══ Given records
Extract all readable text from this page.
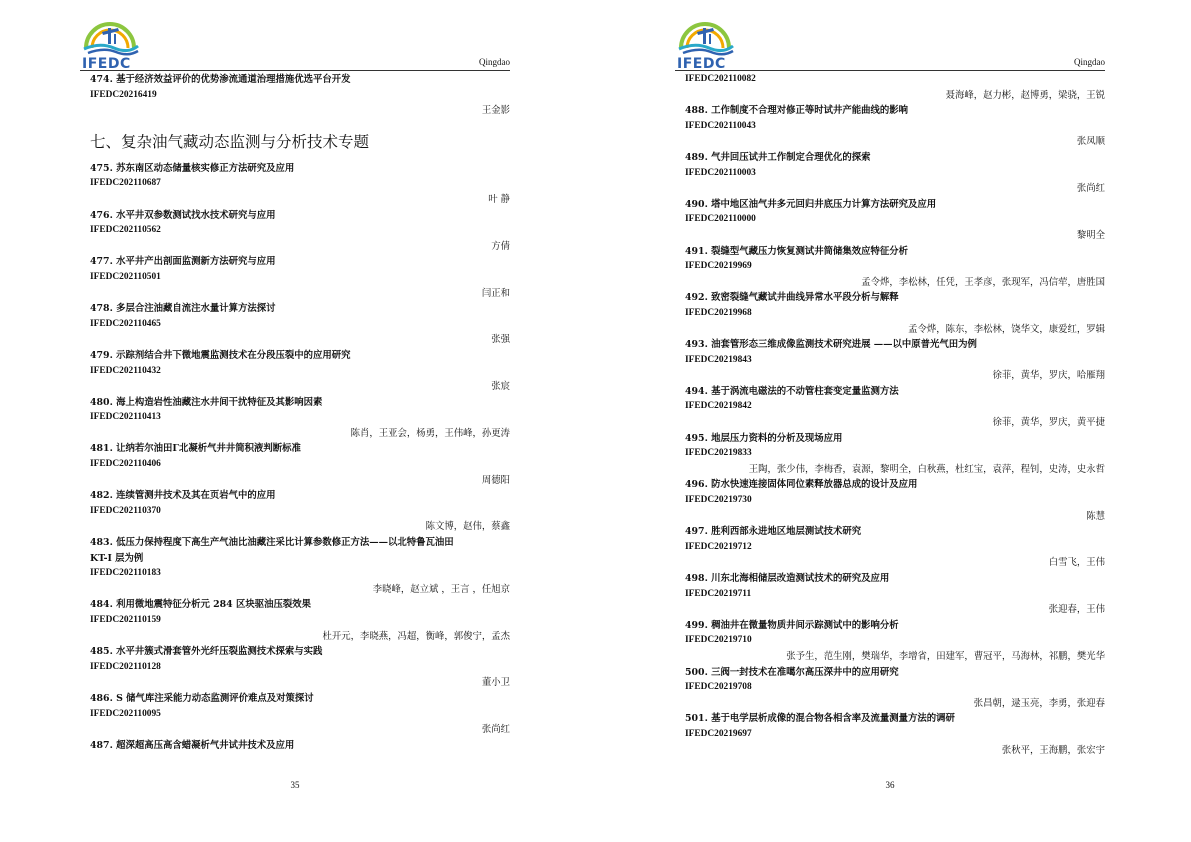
IFEDC	Qingdao
474. 基于经济效益评价的优势渗流通道治理措施优选平台开发
IFEDC20216419
王金影
七、复杂油气藏动态监测与分析技术专题
475. 苏东南区动态储量核实修正方法研究及应用
IFEDC202110687
叶 静
476. 水平井双参数测试找水技术研究与应用
IFEDC202110562
方倩
477. 水平井产出剖面监测新方法研究与应用
IFEDC202110501
闫正和
478. 多层合注油藏自流注水量计算方法探讨
IFEDC202110465
张强
479. 示踪剂结合井下微地震监测技术在分段压裂中的应用研究
IFEDC202110432
张宸
480. 海上构造岩性油藏注水井间干扰特征及其影响因素
IFEDC202110413
陈肖，王亚会，杨勇，王伟峰，孙更涛
481. 让纳若尔油田Γ北凝析气井井筒积液判断标准
IFEDC202110406
周德阳
482. 连续管测井技术及其在页岩气中的应用
IFEDC202110370
陈文博，赵伟，蔡鑫
483. 低压力保持程度下高生产气油比油藏注采比计算参数修正方法——以北特鲁瓦油田
KT-I 层为例
IFEDC202110183
李晓峰，赵立斌 ，王言 ，任旭京
484. 利用微地震特征分析元 284 区块驱油压裂效果
IFEDC202110159
杜开元，李晓燕，冯超，衡峰，郭俊宁，孟杰
485. 水平井簇式滑套管外光纤压裂监测技术探索与实践
IFEDC202110128
董小卫
486. S 储气库注采能力动态监测评价难点及对策探讨
IFEDC202110095
张尚红
487. 超深超高压高含蜡凝析气井试井技术及应用
35
IFEDC	Qingdao
IFEDC202110082
聂海峰，赵力彬，赵博勇，梁骁，王锐
488. 工作制度不合理对修正等时试井产能曲线的影响
IFEDC202110043
张凤顺
489. 气井回压试井工作制定合理优化的探索
IFEDC202110003
张尚红
490. 塔中地区油气井多元回归井底压力计算方法研究及应用
IFEDC202110000
黎明全
491. 裂缝型气藏压力恢复测试井筒储集效应特征分析
IFEDC20219969
孟令烨，李松林，任凭，王孝彦，张现军，冯信荦，唐胜国
492. 致密裂缝气藏试井曲线异常水平段分析与解释
IFEDC20219968
孟令烨，陈东，李松林，饶华文，康爱红，罗辑
493. 油套管形态三维成像监测技术研究进展 ——以中原普光气田为例
IFEDC20219843
徐菲，黄华，罗庆，哈雁翔
494. 基于涡流电磁法的不动管柱套变定量监测方法
IFEDC20219842
徐菲，黄华，罗庆，黄平捷
495. 地层压力资料的分析及现场应用
IFEDC20219833
王陶，张少伟，李梅香，袁源，黎明全，白秋燕，杜红宝，袁萍，程钊，史涛，史永哲
496. 防水快速连接固体同位素释放器总成的设计及应用
IFEDC20219730
陈慧
497. 胜利西部永进地区地层测试技术研究
IFEDC20219712
白雪飞，王伟
498. 川东北海相储层改造测试技术的研究及应用
IFEDC20219711
张迎春，王伟
499. 稠油井在微量物质井间示踪测试中的影响分析
IFEDC20219710
张予生，范生刚，樊瑞华，李增省，田建军，曹冠平，马海林，祁鹏，樊光华
500. 三阀一封技术在准噶尔高压深井中的应用研究
IFEDC20219708
张昌朝，逯玉亮，李勇，张迎春
501. 基于电学层析成像的混合物各相含率及流量测量方法的调研
IFEDC20219697
张秋平，王海鹏，张宏宇
36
════
Write out again every line above exactly as given; the pictures do not belong in the copy.

_Reply to the exercise_.
Extract all readable text from this page.
IFEDC	Qingdao
474. 基于经济效益评价的优势渗流通道治理措施优选平台开发
IFEDC20216419
王金影
七、复杂油气藏动态监测与分析技术专题
475. 苏东南区动态储量核实修正方法研究及应用
IFEDC202110687
叶 静
476. 水平井双参数测试找水技术研究与应用
IFEDC202110562
方倩
477. 水平井产出剖面监测新方法研究与应用
IFEDC202110501
闫正和
478. 多层合注油藏自流注水量计算方法探讨
IFEDC202110465
张强
479. 示踪剂结合井下微地震监测技术在分段压裂中的应用研究
IFEDC202110432
张宸
480. 海上构造岩性油藏注水井间干扰特征及其影响因素
IFEDC202110413
陈肖，王亚会，杨勇，王伟峰，孙更涛
481. 让纳若尔油田Γ北凝析气井井筒积液判断标准
IFEDC202110406
周德阳
482. 连续管测井技术及其在页岩气中的应用
IFEDC202110370
陈文博，赵伟，蔡鑫
483. 低压力保持程度下高生产气油比油藏注采比计算参数修正方法——以北特鲁瓦油田
KT-I 层为例
IFEDC202110183
李晓峰，赵立斌 ，王言 ，任旭京
484. 利用微地震特征分析元 284 区块驱油压裂效果
IFEDC202110159
杜开元，李晓燕，冯超，衡峰，郭俊宁，孟杰
485. 水平井簇式滑套管外光纤压裂监测技术探索与实践
IFEDC202110128
董小卫
486. S 储气库注采能力动态监测评价难点及对策探讨
IFEDC202110095
张尚红
487. 超深超高压高含蜡凝析气井试井技术及应用
35
IFEDC	Qingdao
IFEDC202110082
聂海峰，赵力彬，赵博勇，梁骁，王锐
488. 工作制度不合理对修正等时试井产能曲线的影响
IFEDC202110043
张凤顺
489. 气井回压试井工作制定合理优化的探索
IFEDC202110003
张尚红
490. 塔中地区油气井多元回归井底压力计算方法研究及应用
IFEDC202110000
黎明全
491. 裂缝型气藏压力恢复测试井筒储集效应特征分析
IFEDC20219969
孟令烨，李松林，任凭，王孝彦，张现军，冯信荦，唐胜国
492. 致密裂缝气藏试井曲线异常水平段分析与解释
IFEDC20219968
孟令烨，陈东，李松林，饶华文，康爱红，罗辑
493. 油套管形态三维成像监测技术研究进展 ——以中原普光气田为例
IFEDC20219843
徐菲，黄华，罗庆，哈雁翔
494. 基于涡流电磁法的不动管柱套变定量监测方法
IFEDC20219842
徐菲，黄华，罗庆，黄平捷
495. 地层压力资料的分析及现场应用
IFEDC20219833
王陶，张少伟，李梅香，袁源，黎明全，白秋燕，杜红宝，袁萍，程钊，史涛，史永哲
496. 防水快速连接固体同位素释放器总成的设计及应用
IFEDC20219730
陈慧
497. 胜利西部永进地区地层测试技术研究
IFEDC20219712
白雪飞，王伟
498. 川东北海相储层改造测试技术的研究及应用
IFEDC20219711
张迎春，王伟
499. 稠油井在微量物质井间示踪测试中的影响分析
IFEDC20219710
张予生，范生刚，樊瑞华，李增省，田建军，曹冠平，马海林，祁鹏，樊光华
500. 三阀一封技术在准噶尔高压深井中的应用研究
IFEDC20219708
张昌朝，逯玉亮，李勇，张迎春
501. 基于电学层析成像的混合物各相含率及流量测量方法的调研
IFEDC20219697
张秋平，王海鹏，张宏宇
36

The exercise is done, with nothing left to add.